## START
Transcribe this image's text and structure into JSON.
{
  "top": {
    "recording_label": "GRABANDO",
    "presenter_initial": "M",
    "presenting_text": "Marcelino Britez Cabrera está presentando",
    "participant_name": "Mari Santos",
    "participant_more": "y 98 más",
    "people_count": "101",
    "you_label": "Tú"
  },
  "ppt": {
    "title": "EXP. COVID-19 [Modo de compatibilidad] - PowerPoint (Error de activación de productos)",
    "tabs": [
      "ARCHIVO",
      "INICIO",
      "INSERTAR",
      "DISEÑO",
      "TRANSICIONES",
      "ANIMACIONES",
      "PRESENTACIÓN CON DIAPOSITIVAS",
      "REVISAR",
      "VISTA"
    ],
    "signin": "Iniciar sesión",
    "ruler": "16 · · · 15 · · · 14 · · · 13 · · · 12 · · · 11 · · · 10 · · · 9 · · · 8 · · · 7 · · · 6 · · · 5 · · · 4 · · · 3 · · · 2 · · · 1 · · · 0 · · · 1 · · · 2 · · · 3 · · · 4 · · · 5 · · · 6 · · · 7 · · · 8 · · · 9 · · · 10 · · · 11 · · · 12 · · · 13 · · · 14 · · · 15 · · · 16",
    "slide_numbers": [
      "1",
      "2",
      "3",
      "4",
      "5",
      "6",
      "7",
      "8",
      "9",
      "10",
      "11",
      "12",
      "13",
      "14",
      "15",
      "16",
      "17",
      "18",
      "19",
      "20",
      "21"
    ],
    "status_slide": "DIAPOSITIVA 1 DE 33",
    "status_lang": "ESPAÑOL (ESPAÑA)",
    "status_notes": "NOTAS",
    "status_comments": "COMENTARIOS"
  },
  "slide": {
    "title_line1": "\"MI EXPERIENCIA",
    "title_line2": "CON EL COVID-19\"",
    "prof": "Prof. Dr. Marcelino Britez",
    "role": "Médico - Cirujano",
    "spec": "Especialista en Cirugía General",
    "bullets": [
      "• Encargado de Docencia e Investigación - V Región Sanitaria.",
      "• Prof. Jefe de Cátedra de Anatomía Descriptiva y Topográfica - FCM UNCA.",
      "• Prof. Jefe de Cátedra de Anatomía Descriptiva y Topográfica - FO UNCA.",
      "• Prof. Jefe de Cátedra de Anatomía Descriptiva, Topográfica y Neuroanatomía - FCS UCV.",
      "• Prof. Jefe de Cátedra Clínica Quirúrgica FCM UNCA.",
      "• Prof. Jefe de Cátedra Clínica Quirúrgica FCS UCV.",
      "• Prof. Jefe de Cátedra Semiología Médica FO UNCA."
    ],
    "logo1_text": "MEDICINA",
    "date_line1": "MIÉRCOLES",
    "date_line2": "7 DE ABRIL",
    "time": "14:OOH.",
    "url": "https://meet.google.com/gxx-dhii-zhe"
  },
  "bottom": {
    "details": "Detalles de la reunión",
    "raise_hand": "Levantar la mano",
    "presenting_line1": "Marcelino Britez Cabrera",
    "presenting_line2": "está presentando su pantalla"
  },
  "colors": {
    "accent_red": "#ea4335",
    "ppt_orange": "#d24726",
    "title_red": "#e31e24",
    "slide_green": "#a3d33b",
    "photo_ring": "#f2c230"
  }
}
## END
Gather up every line in the data above that contains the word "Quirúrgica", copying each one.

      "• Prof. Jefe de Cátedra Clínica Quirúrgica FCM UNCA.",
      "• Prof. Jefe de Cátedra Clínica Quirúrgica FCS UCV.",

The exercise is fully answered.